## Texte source:
"""

Georges-Thomas Cary débouté en Cour. La stratégie de Cary échoue. Le juge Honoré Casault rend son jugement et accueille favorablement la requête de Frank Ross. Le jugement final est rendu le 16 novembre 1889. Annexé au document se trouve l’extrait d’un avis paru en français dans le Journal de Québec et en anglais dans The Quebec Daily Telegraph annoncant que le matériel de presse et d’imprimerie saisis sera vendu à l’atelier de George-Thomas Cary, Côte de la Montagne.
Une sortie de scène peu honorable pour celui qui représentait la troisième génération d’imprimeurs à Québec. Son nom apparaît dans l’annuaire Marcotte de 1889-1890, comme habitant le 22, Côte de la Montagne, alors que les bureaux du Quebec Mercury logent au numéro 20. Puis, en 1890, nulle mention de Cary. En fait, il a quitté Québec. On verra pourquoi ci-dessous.

"""

## Consignes:
A. Modifiez le passage sur Georges-Thomas Cary, de « Georges-Thomas Cary débouté » à « verra pourquoi ci-dessous. », en remplaçant « peu honorable » par « peu glorieuse ».
B. Reprenez le texte sur le départ de Georges-Thomas Cary et prolongez-le après sa dernière phrase.
Les lignes qui viennent ensuite constituent un matériau distinct de ce texte.

## Données extraites:
"""

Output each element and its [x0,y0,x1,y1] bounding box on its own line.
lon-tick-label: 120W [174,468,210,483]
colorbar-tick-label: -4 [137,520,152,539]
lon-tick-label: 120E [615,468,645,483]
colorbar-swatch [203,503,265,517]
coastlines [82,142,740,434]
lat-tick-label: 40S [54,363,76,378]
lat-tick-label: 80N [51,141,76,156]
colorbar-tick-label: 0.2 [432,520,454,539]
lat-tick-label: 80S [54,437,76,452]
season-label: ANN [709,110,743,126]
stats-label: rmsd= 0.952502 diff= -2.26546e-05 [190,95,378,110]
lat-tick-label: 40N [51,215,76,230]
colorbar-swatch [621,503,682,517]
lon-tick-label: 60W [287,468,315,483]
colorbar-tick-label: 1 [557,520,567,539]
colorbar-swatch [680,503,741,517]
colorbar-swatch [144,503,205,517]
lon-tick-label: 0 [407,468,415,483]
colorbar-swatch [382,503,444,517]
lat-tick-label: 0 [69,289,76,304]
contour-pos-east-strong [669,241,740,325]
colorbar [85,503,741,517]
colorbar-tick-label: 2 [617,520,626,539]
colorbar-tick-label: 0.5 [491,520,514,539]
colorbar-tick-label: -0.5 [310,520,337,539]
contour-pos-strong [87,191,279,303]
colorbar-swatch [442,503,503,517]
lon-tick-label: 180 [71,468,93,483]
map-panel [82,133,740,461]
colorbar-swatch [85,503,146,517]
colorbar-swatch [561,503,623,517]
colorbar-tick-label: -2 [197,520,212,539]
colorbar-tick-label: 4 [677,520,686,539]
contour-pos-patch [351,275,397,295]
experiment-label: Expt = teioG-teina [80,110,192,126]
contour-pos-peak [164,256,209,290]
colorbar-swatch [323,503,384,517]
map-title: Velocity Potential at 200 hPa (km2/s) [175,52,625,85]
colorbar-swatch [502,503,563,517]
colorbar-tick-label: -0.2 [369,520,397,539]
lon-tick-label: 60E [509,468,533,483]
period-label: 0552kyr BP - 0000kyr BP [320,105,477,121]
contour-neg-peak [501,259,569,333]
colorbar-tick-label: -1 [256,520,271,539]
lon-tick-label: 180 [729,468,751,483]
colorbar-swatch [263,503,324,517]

"""

## Réponses fournies:
A.
Georges-Thomas Cary débouté en Cour. La stratégie de Cary échoue. Le juge Honoré Casault rend son jugement et accueille favorablement la requête de Frank Ross. Le jugement final est rendu le 16 novembre 1889. Annexé au document se trouve l’extrait d’un avis paru en français dans le Journal de Québec et en anglais dans The Quebec Daily Telegraph annoncant que le matériel de presse et d’imprimerie saisis sera vendu à l’atelier de George-Thomas Cary, Côte de la Montagne.
Une sortie de scène peu glorieuse pour celui qui représentait la troisième génération d’imprimeurs à Québec. Son nom apparaît dans l’annuaire Marcotte de 1889-1890, comme habitant le 22, Côte de la Montagne, alors que les bureaux du Quebec Mercury logent au numéro 20. Puis, en 1890, nulle mention de Cary. En fait, il a quitté Québec. On verra pourquoi ci-dessous.

B.
Georges-Thomas Cary se remarie avec une francophone, catholique de surcroît! George-Thomas Cary se remarie à Québec le 14 février 1888, en la paroisse Notre-Dame-de-Québec, pendant la période pour le moins turbulente de ses démêlés avec la justice. Sa nouvelle épouse s’appelle Marie-Élise Laliberté et est née à Sainte-Foy, le 14 mars 1857, dans une famille modeste. Elle a 29 ans, son nouvel époux, 59! Étant donné qu’il est anglican et elle, catholique, l’archevêque de Québec, le cardinal Elzéar- Alexandre Taschereau, leur a accordé une dispense afin qu’ils puissent se marier selon le rite catholique.
Deux cérémonies de mariage avec la même femme! Fait étonnant, le couple se mariera deux fois, à un an et demi d’intervalle et dans la même église : une première fois le 14 février 1888 et une deuxième fois, le 18 octobre 1889! Dans un cas comme dans l’autre une dispense est accordée par l’Église.
Deux enfants illégitimes en sus. On relève une différence de taille entre la première et de la deuxième cérémonie de mariage : à l’occasion de la première, George-Thomas et son épouse en avaient profité pour faire reconnaître par l’Église deux enfants, soit Clérina, âgée de six ans, et un enfant de deux ans et demi, non encore baptisé. Aucun témoin n’était présent à la cérémonie. On a l’impression d’assister à une reprise du mariage de Pierre Dorion et de Jane Clarke, grands-parents maternels du marié, des années auparavant (voir chapitre 112 Une Irlandaise investit le clan Dorion).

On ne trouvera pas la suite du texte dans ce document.